Problem details: If a line in the listing includes the word "Ostrauer", copy it out.

Given records:

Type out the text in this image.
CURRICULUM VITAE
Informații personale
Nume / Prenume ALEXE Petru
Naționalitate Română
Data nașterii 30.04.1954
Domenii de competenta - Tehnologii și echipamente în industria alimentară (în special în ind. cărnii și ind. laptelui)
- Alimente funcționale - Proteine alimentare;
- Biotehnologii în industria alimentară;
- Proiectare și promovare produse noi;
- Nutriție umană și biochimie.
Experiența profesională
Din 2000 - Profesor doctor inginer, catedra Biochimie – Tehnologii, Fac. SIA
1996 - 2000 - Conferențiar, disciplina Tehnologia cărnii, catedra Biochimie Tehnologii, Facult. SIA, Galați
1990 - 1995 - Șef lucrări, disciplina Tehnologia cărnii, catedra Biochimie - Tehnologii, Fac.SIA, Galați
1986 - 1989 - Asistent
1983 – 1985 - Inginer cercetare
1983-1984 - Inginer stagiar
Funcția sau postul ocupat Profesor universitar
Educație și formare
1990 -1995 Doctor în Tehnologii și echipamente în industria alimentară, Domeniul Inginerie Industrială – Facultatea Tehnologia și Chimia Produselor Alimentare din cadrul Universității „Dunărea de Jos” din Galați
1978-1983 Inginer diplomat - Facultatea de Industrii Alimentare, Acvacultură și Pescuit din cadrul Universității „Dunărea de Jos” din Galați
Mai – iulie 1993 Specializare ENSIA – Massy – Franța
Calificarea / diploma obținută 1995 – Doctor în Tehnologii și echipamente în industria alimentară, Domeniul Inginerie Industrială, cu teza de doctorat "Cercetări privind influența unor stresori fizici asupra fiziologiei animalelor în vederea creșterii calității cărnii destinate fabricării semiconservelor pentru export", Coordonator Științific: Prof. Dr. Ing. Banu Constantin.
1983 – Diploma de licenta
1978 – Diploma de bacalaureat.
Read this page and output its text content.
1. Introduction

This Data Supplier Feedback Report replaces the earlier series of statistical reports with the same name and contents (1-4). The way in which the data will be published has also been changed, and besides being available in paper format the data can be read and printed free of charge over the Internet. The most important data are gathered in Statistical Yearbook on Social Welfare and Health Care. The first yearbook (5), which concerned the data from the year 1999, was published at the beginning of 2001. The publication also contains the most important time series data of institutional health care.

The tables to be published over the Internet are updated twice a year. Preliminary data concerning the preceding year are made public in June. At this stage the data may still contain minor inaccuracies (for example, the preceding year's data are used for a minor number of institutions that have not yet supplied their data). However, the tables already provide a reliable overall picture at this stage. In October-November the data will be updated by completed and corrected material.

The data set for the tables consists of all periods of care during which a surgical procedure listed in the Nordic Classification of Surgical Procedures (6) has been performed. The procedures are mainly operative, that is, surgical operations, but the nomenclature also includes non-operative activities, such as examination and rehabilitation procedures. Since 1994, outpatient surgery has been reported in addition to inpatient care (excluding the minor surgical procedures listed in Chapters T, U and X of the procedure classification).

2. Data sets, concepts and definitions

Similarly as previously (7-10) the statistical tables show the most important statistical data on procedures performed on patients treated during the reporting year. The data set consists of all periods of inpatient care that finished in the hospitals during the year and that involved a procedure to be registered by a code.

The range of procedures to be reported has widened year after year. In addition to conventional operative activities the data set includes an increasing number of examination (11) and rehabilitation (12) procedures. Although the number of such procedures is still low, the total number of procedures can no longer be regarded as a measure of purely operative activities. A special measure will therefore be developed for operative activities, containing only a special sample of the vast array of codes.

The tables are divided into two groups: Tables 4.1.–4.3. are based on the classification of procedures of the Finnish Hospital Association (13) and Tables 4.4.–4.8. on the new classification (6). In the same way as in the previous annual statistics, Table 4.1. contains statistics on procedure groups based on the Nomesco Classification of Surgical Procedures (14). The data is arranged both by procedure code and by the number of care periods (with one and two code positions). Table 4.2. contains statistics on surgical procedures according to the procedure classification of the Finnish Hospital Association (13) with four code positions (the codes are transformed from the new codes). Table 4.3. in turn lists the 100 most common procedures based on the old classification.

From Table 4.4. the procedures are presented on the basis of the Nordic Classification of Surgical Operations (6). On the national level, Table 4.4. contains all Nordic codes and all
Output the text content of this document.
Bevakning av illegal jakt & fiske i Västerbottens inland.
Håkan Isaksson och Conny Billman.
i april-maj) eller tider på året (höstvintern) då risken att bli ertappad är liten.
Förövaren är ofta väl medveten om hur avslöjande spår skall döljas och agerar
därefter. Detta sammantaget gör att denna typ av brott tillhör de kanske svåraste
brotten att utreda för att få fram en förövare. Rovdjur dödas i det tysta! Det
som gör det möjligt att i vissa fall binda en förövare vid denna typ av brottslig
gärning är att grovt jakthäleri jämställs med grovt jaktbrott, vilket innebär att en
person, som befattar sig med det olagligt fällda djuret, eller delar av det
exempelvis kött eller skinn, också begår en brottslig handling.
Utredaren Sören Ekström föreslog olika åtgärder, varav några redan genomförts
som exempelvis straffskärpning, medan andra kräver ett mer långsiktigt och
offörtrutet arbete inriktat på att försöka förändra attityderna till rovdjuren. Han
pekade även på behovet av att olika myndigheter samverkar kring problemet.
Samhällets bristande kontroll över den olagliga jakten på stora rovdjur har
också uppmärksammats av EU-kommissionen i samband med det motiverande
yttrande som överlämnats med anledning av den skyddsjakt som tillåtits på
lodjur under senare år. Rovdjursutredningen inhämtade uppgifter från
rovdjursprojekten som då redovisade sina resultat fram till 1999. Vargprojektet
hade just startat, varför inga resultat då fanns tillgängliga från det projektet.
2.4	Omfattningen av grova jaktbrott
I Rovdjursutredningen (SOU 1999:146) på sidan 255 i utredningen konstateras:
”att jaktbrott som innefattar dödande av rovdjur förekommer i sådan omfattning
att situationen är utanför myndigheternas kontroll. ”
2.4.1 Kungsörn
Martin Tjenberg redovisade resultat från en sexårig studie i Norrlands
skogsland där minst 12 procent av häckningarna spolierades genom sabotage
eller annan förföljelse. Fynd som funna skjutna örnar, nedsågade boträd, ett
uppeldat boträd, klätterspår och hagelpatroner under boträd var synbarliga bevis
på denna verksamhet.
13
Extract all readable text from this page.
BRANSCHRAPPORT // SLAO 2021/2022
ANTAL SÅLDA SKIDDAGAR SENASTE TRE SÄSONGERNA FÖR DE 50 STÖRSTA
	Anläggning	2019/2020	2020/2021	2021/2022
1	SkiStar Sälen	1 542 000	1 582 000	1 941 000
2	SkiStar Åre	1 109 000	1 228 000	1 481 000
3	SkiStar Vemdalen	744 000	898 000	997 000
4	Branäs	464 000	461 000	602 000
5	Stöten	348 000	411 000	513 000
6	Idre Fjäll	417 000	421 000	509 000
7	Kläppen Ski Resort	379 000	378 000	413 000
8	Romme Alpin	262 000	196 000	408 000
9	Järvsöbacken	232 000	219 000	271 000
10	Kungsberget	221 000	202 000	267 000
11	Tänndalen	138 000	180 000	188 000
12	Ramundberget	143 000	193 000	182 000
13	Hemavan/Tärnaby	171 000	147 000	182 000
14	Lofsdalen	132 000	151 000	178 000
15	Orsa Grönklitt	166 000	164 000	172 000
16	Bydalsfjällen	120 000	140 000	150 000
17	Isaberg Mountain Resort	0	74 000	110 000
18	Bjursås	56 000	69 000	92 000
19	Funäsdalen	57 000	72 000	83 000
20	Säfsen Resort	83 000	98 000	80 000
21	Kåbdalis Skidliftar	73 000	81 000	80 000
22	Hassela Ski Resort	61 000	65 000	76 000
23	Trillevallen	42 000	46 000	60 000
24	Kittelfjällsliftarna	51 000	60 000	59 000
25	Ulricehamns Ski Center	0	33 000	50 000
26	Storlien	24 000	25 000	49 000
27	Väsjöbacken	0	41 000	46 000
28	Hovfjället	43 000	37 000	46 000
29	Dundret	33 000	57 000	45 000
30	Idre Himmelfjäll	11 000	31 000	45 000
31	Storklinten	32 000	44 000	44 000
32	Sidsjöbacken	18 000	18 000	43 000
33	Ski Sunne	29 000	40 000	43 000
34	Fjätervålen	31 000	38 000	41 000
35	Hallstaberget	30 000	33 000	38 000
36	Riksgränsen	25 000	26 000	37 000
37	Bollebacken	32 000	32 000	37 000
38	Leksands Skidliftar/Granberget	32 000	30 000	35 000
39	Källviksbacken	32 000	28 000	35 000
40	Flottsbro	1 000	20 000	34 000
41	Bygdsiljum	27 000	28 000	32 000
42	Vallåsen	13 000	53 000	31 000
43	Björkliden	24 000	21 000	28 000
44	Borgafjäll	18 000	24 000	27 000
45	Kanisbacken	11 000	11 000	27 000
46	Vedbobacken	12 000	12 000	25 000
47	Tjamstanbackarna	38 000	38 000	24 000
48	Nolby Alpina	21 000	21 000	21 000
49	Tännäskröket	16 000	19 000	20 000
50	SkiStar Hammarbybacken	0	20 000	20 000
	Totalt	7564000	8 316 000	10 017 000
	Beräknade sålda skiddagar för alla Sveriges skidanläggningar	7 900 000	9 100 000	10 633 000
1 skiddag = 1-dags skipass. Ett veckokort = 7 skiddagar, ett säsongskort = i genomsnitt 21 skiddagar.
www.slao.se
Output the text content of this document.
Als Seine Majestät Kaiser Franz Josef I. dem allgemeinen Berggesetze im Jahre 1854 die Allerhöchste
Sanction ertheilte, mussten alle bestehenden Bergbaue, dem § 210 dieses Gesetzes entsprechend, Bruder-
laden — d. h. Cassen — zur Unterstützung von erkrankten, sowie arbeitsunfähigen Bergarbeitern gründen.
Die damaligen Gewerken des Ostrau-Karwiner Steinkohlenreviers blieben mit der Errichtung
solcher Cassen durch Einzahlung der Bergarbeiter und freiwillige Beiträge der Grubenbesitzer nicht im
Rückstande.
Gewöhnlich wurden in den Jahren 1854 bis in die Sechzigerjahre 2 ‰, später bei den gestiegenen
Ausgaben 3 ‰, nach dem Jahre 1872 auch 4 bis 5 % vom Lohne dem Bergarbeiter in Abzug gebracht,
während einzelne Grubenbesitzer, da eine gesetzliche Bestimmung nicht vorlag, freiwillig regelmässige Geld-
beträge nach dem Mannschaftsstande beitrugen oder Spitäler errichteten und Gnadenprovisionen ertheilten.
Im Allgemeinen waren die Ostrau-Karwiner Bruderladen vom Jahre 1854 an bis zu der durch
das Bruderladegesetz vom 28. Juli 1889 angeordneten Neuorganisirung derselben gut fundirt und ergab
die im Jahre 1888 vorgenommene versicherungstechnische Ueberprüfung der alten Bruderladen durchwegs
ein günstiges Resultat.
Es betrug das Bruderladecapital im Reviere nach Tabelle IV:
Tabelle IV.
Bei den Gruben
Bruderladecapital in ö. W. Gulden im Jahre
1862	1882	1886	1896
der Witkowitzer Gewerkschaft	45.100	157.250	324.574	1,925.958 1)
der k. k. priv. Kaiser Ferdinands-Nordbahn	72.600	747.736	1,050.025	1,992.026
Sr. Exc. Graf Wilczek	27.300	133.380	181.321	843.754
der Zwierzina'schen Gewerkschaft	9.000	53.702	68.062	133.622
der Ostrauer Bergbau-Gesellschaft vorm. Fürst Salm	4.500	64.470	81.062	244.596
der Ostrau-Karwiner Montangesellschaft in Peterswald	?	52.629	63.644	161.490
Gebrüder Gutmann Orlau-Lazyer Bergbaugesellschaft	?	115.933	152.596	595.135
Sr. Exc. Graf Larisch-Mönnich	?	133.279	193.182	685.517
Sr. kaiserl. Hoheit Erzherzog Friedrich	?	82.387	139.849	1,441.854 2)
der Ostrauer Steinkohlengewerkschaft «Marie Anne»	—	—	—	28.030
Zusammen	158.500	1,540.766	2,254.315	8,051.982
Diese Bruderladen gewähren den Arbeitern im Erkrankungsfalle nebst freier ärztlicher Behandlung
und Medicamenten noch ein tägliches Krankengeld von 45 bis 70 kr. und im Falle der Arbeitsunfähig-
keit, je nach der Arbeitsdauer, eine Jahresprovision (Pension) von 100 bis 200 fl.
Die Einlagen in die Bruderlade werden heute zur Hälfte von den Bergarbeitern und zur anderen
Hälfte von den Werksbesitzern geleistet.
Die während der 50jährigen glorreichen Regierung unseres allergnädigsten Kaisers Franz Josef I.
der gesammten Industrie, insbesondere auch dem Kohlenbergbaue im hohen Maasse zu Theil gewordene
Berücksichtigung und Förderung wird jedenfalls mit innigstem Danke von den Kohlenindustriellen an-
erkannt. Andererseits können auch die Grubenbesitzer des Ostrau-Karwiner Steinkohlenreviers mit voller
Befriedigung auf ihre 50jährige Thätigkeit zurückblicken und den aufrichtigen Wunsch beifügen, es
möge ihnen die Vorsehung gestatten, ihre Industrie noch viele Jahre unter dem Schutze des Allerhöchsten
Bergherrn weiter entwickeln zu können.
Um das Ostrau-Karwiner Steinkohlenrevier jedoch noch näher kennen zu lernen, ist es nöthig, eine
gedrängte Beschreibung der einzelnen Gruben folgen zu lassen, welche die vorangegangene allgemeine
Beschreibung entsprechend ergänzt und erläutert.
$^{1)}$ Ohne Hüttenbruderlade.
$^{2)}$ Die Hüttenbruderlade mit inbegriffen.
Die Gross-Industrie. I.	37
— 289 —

Answer to the problem:
der Ostrauer Bergbau-Gesellschaft vorm. Fürst Salm	4.500	64.470	81.062	244.596
der Ostrauer Steinkohlengewerkschaft «Marie Anne»	—	—	—	28.030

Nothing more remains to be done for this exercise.